**Listed records**.
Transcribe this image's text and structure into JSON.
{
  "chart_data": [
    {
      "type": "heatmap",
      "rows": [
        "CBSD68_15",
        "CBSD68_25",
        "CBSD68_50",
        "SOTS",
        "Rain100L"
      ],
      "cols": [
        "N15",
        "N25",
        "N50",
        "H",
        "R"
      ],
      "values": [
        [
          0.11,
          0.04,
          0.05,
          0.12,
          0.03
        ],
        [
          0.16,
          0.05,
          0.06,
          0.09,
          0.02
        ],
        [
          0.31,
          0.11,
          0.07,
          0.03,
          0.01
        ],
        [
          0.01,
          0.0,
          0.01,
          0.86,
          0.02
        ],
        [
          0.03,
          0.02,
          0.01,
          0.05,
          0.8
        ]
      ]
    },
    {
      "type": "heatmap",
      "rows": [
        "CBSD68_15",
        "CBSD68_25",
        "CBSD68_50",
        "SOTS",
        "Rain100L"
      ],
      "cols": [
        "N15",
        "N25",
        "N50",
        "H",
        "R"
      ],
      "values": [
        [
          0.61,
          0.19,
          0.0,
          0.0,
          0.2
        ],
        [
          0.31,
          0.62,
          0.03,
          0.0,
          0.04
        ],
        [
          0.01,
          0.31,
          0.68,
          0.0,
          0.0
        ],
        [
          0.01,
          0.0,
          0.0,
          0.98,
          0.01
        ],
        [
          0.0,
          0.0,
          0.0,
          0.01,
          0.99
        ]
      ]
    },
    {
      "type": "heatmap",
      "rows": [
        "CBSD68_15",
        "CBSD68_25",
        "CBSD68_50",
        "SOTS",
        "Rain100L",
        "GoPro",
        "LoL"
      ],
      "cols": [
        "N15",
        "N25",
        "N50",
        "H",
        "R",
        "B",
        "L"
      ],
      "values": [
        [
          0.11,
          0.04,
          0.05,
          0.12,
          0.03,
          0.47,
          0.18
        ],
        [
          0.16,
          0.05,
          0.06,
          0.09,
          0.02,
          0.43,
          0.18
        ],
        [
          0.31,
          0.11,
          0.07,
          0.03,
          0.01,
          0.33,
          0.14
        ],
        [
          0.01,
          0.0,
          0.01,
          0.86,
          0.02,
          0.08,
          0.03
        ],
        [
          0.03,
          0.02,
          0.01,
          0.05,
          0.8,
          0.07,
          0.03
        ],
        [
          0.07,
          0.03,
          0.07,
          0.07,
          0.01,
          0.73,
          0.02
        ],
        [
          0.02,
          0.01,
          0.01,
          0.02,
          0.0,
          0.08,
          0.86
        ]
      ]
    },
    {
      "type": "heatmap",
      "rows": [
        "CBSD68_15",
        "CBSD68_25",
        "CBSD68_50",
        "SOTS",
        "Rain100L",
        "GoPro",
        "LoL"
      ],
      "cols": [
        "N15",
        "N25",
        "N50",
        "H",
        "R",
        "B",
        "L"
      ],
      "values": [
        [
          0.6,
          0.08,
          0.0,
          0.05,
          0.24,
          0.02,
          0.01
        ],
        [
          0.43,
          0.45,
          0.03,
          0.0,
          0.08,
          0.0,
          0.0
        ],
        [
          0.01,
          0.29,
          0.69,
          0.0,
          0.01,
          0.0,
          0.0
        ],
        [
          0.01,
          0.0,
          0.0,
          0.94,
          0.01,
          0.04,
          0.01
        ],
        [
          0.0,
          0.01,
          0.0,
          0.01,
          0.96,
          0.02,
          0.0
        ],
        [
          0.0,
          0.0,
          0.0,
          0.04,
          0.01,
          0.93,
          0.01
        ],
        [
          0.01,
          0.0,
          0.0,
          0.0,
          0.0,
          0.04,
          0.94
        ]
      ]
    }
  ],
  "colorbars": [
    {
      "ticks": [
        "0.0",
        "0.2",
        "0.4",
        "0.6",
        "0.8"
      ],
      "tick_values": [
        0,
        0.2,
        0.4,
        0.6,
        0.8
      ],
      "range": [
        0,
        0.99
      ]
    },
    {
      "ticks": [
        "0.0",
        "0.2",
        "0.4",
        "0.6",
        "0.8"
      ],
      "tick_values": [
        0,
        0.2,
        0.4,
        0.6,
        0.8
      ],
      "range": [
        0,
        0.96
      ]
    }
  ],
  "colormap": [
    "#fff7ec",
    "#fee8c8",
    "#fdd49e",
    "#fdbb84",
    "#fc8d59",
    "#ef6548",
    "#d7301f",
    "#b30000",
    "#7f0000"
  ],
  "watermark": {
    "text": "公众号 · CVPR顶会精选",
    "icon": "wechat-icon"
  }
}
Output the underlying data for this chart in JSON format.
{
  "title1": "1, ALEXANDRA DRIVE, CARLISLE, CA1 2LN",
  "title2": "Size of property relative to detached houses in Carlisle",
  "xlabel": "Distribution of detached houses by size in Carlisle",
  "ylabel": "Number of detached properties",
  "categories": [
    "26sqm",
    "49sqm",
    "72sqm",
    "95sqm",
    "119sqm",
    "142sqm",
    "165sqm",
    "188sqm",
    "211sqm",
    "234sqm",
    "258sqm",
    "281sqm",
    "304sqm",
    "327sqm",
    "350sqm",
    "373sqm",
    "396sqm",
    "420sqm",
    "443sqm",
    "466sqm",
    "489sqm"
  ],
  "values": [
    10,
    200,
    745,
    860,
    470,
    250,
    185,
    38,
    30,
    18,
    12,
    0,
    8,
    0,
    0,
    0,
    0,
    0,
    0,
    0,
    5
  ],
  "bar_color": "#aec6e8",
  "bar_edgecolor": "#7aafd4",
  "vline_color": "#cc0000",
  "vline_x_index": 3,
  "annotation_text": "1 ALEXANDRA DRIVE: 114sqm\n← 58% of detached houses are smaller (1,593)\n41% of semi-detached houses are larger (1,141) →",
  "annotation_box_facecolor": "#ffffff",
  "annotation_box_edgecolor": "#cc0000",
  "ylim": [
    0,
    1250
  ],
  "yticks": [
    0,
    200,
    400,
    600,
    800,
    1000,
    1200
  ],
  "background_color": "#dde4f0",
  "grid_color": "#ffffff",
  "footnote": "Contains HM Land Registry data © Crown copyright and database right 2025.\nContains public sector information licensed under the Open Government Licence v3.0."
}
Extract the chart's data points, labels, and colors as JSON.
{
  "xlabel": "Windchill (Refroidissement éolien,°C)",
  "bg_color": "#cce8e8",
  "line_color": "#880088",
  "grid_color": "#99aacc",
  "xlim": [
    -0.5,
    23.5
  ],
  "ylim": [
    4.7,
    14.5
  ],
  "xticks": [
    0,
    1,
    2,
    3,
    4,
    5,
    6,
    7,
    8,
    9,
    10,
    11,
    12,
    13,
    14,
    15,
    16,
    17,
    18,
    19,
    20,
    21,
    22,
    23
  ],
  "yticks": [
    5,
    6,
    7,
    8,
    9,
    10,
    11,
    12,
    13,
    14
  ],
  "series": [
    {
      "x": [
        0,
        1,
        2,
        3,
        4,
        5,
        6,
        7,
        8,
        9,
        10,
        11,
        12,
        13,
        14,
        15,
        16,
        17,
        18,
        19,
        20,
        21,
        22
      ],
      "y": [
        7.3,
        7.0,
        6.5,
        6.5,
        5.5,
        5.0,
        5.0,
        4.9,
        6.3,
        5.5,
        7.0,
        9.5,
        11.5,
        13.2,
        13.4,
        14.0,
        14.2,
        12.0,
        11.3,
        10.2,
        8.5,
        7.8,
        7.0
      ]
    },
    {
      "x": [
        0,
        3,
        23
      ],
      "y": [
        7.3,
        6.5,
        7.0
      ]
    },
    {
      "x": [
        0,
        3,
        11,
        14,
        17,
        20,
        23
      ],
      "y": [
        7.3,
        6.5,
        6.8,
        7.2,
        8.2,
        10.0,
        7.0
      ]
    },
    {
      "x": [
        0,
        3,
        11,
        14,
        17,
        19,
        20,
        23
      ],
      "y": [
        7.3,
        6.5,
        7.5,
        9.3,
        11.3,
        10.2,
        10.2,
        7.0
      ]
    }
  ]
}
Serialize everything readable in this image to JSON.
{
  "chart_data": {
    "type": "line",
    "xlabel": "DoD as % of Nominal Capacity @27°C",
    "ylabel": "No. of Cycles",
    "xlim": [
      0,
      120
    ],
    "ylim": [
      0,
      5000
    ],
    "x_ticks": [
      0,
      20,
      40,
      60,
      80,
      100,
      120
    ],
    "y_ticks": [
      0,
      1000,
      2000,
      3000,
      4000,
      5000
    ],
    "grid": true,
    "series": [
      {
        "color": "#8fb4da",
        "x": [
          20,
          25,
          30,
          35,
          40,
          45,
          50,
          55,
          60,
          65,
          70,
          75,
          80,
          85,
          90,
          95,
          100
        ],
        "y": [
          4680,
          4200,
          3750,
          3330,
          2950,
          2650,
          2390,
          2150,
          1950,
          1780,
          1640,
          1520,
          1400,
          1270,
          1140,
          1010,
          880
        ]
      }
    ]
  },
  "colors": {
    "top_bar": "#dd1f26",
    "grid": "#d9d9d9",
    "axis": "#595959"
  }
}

**Requirements**. Determine how many lines of the data contain the word "image", and reply with that number only.

**Task solution**. 2